===== EXTRACTED INFORMATION

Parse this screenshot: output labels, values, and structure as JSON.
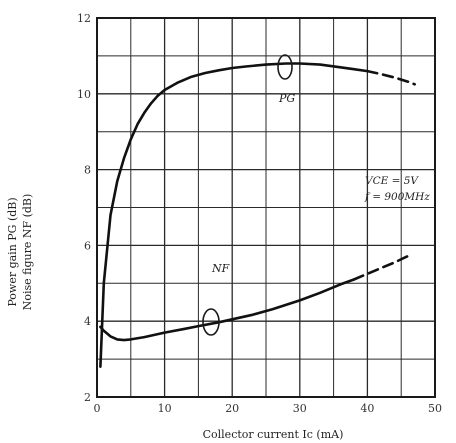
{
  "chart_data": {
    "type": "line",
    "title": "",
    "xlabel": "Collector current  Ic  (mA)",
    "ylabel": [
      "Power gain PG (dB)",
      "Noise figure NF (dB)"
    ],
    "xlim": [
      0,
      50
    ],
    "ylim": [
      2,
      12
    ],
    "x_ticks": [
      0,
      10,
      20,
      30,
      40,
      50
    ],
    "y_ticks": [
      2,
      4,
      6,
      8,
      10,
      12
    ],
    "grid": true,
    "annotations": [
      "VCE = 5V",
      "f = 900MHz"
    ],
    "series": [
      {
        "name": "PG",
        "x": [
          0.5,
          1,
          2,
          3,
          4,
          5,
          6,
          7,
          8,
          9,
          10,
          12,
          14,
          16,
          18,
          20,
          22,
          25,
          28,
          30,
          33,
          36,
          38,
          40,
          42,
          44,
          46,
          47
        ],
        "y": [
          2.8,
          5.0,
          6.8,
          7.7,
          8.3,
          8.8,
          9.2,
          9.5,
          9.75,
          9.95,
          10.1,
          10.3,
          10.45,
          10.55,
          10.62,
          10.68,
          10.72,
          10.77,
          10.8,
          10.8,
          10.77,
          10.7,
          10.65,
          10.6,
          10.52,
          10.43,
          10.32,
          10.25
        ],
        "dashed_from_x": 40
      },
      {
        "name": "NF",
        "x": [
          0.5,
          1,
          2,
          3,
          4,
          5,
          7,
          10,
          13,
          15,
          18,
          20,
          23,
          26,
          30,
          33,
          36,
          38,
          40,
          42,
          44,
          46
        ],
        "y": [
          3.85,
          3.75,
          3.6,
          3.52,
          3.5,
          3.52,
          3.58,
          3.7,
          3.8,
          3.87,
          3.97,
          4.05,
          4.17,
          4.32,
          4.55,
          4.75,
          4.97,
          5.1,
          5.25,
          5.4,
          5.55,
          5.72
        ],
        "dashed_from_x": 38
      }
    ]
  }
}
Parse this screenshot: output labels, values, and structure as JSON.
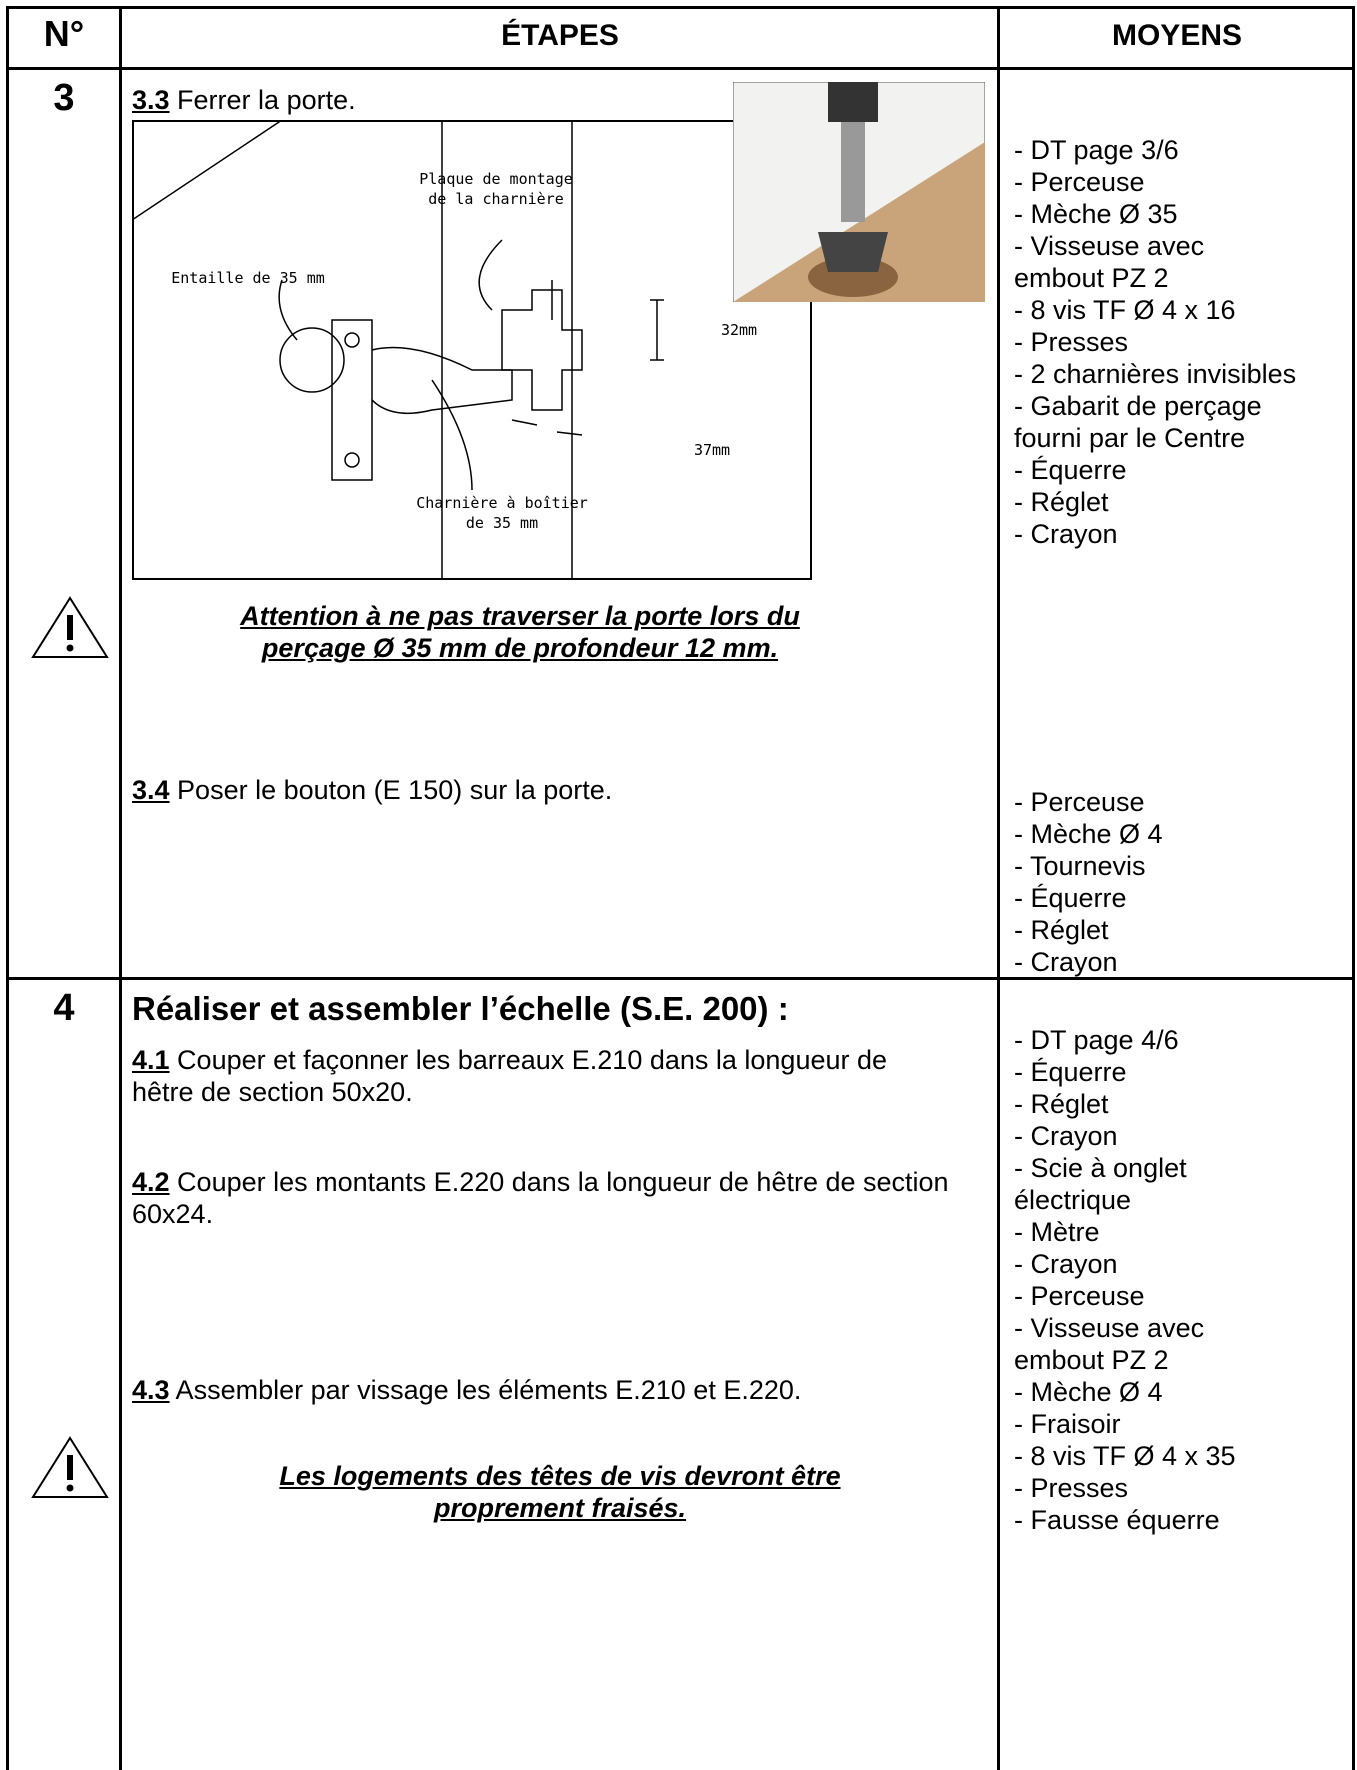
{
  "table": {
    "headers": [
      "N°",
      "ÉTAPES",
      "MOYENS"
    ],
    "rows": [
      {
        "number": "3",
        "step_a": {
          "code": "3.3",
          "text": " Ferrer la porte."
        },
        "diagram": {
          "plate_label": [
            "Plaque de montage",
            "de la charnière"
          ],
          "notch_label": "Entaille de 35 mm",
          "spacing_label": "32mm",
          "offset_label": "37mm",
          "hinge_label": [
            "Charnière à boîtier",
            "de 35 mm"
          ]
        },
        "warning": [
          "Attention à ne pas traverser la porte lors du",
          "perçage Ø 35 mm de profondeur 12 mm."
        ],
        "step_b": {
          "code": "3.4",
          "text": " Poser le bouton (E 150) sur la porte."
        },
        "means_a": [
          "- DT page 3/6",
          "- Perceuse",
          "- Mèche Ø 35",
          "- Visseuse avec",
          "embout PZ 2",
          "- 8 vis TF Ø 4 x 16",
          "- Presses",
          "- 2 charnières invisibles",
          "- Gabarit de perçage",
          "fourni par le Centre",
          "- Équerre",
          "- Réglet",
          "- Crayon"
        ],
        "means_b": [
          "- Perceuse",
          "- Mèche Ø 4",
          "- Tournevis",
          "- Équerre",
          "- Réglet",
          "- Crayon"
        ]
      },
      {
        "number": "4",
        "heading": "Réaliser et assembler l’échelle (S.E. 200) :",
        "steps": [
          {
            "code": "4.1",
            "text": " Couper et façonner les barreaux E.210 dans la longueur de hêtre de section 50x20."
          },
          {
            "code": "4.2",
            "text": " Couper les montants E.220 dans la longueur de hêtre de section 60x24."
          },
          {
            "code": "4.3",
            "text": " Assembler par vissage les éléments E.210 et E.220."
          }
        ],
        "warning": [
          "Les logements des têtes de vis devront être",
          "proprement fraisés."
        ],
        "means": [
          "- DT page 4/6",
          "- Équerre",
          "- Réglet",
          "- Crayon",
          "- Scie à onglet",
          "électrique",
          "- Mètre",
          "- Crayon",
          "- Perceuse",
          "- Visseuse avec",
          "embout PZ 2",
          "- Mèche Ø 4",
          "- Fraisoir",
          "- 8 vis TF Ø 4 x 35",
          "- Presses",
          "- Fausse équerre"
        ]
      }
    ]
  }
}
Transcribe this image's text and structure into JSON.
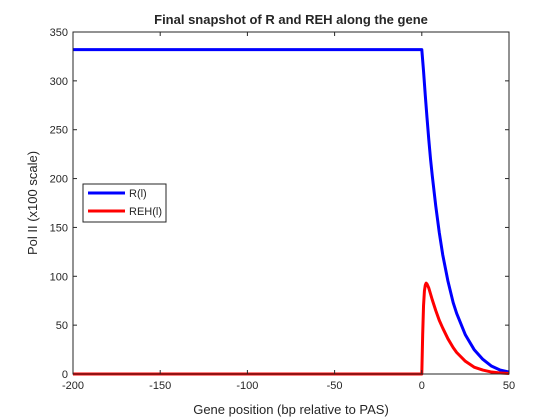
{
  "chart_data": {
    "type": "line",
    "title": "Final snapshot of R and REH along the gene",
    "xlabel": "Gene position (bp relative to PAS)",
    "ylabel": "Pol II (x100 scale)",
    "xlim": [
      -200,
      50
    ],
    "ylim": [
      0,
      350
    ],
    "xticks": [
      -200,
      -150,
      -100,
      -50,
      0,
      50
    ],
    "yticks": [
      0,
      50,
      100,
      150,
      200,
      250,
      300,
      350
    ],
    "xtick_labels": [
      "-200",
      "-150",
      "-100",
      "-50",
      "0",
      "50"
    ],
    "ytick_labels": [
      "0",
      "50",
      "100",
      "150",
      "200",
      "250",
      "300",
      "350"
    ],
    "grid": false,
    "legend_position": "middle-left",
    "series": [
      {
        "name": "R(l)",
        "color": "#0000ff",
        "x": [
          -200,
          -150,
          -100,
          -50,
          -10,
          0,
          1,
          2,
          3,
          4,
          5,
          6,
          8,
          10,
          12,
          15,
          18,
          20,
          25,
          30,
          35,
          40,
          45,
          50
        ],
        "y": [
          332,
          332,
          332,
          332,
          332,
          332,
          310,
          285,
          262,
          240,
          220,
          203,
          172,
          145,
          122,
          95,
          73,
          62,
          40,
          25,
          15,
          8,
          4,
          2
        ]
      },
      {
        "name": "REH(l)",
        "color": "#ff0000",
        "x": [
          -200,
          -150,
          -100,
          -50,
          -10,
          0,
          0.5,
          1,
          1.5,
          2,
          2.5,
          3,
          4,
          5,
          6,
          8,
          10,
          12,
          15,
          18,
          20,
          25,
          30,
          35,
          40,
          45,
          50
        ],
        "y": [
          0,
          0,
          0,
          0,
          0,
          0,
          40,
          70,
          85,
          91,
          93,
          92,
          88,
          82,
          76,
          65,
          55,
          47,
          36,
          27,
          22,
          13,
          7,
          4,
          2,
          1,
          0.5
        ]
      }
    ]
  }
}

==========

▶ [EXERCISE OBJECTIVE]
Reproduce the material in its entirety and word for word, without the pictures.

▶ [OUTPUT]
Parse this screenshot: output labels, values, and structure as JSON.
{
  "chart_data": {
    "type": "line",
    "title": "",
    "xlabel": "Collector current  Ic  (mA)",
    "ylabel": [
      "Power gain PG (dB)",
      "Noise figure NF (dB)"
    ],
    "xlim": [
      0,
      50
    ],
    "ylim": [
      2,
      12
    ],
    "x_ticks": [
      0,
      10,
      20,
      30,
      40,
      50
    ],
    "y_ticks": [
      2,
      4,
      6,
      8,
      10,
      12
    ],
    "grid": true,
    "annotations": [
      "VCE = 5V",
      "f = 900MHz"
    ],
    "series": [
      {
        "name": "PG",
        "x": [
          0.5,
          1,
          2,
          3,
          4,
          5,
          6,
          7,
          8,
          9,
          10,
          12,
          14,
          16,
          18,
          20,
          22,
          25,
          28,
          30,
          33,
          36,
          38,
          40,
          42,
          44,
          46,
          47
        ],
        "y": [
          2.8,
          5.0,
          6.8,
          7.7,
          8.3,
          8.8,
          9.2,
          9.5,
          9.75,
          9.95,
          10.1,
          10.3,
          10.45,
          10.55,
          10.62,
          10.68,
          10.72,
          10.77,
          10.8,
          10.8,
          10.77,
          10.7,
          10.65,
          10.6,
          10.52,
          10.43,
          10.32,
          10.25
        ],
        "dashed_from_x": 40
      },
      {
        "name": "NF",
        "x": [
          0.5,
          1,
          2,
          3,
          4,
          5,
          7,
          10,
          13,
          15,
          18,
          20,
          23,
          26,
          30,
          33,
          36,
          38,
          40,
          42,
          44,
          46
        ],
        "y": [
          3.85,
          3.75,
          3.6,
          3.52,
          3.5,
          3.52,
          3.58,
          3.7,
          3.8,
          3.87,
          3.97,
          4.05,
          4.17,
          4.32,
          4.55,
          4.75,
          4.97,
          5.1,
          5.25,
          5.4,
          5.55,
          5.72
        ],
        "dashed_from_x": 38
      }
    ]
  }
}
Parse this screenshot: output labels, values, and structure as JSON.
{
  "table": {
    "headers": [
      "N°",
      "ÉTAPES",
      "MOYENS"
    ],
    "rows": [
      {
        "number": "3",
        "step_a": {
          "code": "3.3",
          "text": " Ferrer la porte."
        },
        "diagram": {
          "plate_label": [
            "Plaque de montage",
            "de la charnière"
          ],
          "notch_label": "Entaille de 35 mm",
          "spacing_label": "32mm",
          "offset_label": "37mm",
          "hinge_label": [
            "Charnière à boîtier",
            "de 35 mm"
          ]
        },
        "warning": [
          "Attention à ne pas traverser la porte lors du",
          "perçage Ø 35 mm de profondeur 12 mm."
        ],
        "step_b": {
          "code": "3.4",
          "text": " Poser le bouton (E 150) sur la porte."
        },
        "means_a": [
          "- DT page 3/6",
          "- Perceuse",
          "- Mèche Ø 35",
          "- Visseuse avec",
          "embout PZ 2",
          "- 8 vis TF Ø 4 x 16",
          "- Presses",
          "- 2 charnières invisibles",
          "- Gabarit de perçage",
          "fourni par le Centre",
          "- Équerre",
          "- Réglet",
          "- Crayon"
        ],
        "means_b": [
          "- Perceuse",
          "- Mèche Ø 4",
          "- Tournevis",
          "- Équerre",
          "- Réglet",
          "- Crayon"
        ]
      },
      {
        "number": "4",
        "heading": "Réaliser et assembler l’échelle (S.E. 200) :",
        "steps": [
          {
            "code": "4.1",
            "text": " Couper et façonner les barreaux E.210 dans la longueur de hêtre de section 50x20."
          },
          {
            "code": "4.2",
            "text": " Couper les montants E.220 dans la longueur de hêtre de section 60x24."
          },
          {
            "code": "4.3",
            "text": " Assembler par vissage les éléments E.210 et E.220."
          }
        ],
        "warning": [
          "Les logements des têtes de vis devront être",
          "proprement fraisés."
        ],
        "means": [
          "- DT page 4/6",
          "- Équerre",
          "- Réglet",
          "- Crayon",
          "- Scie à onglet",
          "électrique",
          "- Mètre",
          "- Crayon",
          "- Perceuse",
          "- Visseuse avec",
          "embout PZ 2",
          "- Mèche Ø 4",
          "- Fraisoir",
          "- 8 vis TF Ø 4 x 35",
          "- Presses",
          "- Fausse équerre"
        ]
      }
    ]
  }
}
Transcribe this image's text and structure into JSON.
{
  "chart_data": {
    "type": "line",
    "title": "Final snapshot of R and REH along the gene",
    "xlabel": "Gene position (bp relative to PAS)",
    "ylabel": "Pol II (x100 scale)",
    "xlim": [
      -200,
      50
    ],
    "ylim": [
      0,
      350
    ],
    "xticks": [
      -200,
      -150,
      -100,
      -50,
      0,
      50
    ],
    "yticks": [
      0,
      50,
      100,
      150,
      200,
      250,
      300,
      350
    ],
    "xtick_labels": [
      "-200",
      "-150",
      "-100",
      "-50",
      "0",
      "50"
    ],
    "ytick_labels": [
      "0",
      "50",
      "100",
      "150",
      "200",
      "250",
      "300",
      "350"
    ],
    "grid": false,
    "legend_position": "middle-left",
    "series": [
      {
        "name": "R(l)",
        "color": "#0000ff",
        "x": [
          -200,
          -150,
          -100,
          -50,
          -10,
          0,
          1,
          2,
          3,
          4,
          5,
          6,
          8,
          10,
          12,
          15,
          18,
          20,
          25,
          30,
          35,
          40,
          45,
          50
        ],
        "y": [
          332,
          332,
          332,
          332,
          332,
          332,
          310,
          285,
          262,
          240,
          220,
          203,
          172,
          145,
          122,
          95,
          73,
          62,
          40,
          25,
          15,
          8,
          4,
          2
        ]
      },
      {
        "name": "REH(l)",
        "color": "#ff0000",
        "x": [
          -200,
          -150,
          -100,
          -50,
          -10,
          0,
          0.5,
          1,
          1.5,
          2,
          2.5,
          3,
          4,
          5,
          6,
          8,
          10,
          12,
          15,
          18,
          20,
          25,
          30,
          35,
          40,
          45,
          50
        ],
        "y": [
          0,
          0,
          0,
          0,
          0,
          0,
          40,
          70,
          85,
          91,
          93,
          92,
          88,
          82,
          76,
          65,
          55,
          47,
          36,
          27,
          22,
          13,
          7,
          4,
          2,
          1,
          0.5
        ]
      }
    ]
  }
}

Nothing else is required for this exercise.